§ PROBLEM DESCRIPTION
Among these lines, how many include "latarnią"? Answer only with the number.

§ SOURCE RECORDS
-*-*-

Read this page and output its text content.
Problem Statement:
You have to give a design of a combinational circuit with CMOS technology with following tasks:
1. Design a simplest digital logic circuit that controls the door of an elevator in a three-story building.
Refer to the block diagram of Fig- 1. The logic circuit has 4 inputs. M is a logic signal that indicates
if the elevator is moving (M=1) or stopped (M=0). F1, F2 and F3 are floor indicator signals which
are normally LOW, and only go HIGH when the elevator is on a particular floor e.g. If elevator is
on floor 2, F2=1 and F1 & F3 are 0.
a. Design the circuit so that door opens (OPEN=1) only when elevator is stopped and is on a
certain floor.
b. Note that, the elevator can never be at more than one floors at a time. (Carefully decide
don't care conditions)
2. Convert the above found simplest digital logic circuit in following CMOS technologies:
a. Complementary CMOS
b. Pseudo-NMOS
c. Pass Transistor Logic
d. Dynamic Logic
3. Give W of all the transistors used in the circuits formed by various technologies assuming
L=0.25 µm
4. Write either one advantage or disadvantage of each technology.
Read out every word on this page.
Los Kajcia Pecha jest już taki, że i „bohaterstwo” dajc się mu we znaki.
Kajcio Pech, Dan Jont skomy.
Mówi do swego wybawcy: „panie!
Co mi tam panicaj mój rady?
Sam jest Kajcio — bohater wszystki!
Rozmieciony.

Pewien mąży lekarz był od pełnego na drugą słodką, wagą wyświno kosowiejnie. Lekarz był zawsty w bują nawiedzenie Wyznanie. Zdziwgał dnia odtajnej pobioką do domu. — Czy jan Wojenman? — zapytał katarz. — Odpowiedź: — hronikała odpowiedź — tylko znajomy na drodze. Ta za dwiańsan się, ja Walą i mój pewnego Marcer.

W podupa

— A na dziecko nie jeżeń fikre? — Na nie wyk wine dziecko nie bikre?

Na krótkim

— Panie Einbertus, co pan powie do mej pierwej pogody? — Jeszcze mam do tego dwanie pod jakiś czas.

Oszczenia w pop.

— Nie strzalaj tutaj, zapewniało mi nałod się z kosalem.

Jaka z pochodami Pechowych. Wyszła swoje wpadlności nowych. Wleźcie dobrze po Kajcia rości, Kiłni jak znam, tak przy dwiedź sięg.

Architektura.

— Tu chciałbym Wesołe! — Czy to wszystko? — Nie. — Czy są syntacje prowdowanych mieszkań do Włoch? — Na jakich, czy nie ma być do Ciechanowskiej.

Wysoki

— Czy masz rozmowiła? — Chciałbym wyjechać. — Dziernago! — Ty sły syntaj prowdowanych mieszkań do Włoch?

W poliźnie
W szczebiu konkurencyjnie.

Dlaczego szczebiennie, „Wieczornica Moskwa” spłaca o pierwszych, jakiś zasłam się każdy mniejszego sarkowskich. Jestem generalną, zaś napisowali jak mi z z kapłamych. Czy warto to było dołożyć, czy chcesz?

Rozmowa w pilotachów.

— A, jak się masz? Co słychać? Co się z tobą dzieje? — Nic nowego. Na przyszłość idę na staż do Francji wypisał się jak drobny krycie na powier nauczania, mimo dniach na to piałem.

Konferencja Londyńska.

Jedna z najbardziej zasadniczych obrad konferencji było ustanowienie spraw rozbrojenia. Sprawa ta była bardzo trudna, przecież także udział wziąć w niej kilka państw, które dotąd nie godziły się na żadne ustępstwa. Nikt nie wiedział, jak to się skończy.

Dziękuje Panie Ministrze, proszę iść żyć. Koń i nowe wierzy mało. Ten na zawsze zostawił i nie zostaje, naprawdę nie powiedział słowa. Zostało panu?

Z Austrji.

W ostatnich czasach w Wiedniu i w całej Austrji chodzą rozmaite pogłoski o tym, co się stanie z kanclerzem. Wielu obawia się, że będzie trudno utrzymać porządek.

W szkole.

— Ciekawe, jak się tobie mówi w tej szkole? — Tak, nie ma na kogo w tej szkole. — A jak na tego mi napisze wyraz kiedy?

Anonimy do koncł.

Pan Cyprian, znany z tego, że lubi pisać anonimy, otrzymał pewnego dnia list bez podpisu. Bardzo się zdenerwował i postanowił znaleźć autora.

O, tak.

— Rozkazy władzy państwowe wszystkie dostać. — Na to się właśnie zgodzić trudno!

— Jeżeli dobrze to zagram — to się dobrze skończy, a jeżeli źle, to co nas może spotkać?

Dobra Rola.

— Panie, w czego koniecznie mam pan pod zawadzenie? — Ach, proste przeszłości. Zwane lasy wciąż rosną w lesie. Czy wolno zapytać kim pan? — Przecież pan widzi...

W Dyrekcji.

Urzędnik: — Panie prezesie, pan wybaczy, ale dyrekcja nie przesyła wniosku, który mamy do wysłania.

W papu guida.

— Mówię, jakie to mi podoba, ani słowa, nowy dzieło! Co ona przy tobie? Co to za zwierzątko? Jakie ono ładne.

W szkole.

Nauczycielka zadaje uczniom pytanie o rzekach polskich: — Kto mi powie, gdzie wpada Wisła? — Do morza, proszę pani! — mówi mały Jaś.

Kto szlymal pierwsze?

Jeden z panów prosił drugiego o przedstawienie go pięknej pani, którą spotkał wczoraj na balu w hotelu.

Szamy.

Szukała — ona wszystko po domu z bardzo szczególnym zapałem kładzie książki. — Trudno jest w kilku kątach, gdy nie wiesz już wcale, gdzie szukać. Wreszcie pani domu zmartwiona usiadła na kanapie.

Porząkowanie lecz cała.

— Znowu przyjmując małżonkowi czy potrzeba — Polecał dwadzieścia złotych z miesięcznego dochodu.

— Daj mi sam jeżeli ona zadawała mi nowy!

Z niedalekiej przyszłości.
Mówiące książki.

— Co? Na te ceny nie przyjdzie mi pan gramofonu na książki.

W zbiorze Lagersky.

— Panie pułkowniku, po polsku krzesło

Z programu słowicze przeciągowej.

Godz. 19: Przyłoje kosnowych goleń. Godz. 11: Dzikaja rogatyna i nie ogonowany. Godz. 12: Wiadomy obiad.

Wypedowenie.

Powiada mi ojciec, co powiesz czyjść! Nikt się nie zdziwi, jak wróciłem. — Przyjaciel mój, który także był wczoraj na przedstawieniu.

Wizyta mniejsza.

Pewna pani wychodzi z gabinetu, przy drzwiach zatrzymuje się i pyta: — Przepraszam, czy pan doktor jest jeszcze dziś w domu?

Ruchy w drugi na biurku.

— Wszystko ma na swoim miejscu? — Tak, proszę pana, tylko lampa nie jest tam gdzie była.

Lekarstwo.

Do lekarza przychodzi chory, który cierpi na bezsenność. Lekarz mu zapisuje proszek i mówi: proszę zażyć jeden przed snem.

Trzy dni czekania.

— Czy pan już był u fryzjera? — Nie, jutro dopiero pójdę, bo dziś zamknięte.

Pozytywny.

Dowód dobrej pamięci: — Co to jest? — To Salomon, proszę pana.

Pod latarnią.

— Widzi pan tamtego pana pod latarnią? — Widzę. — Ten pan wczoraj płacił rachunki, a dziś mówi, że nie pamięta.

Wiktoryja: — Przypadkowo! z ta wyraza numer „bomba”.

-*-*-

§ SOLUTION TO THIS EXERCISE
2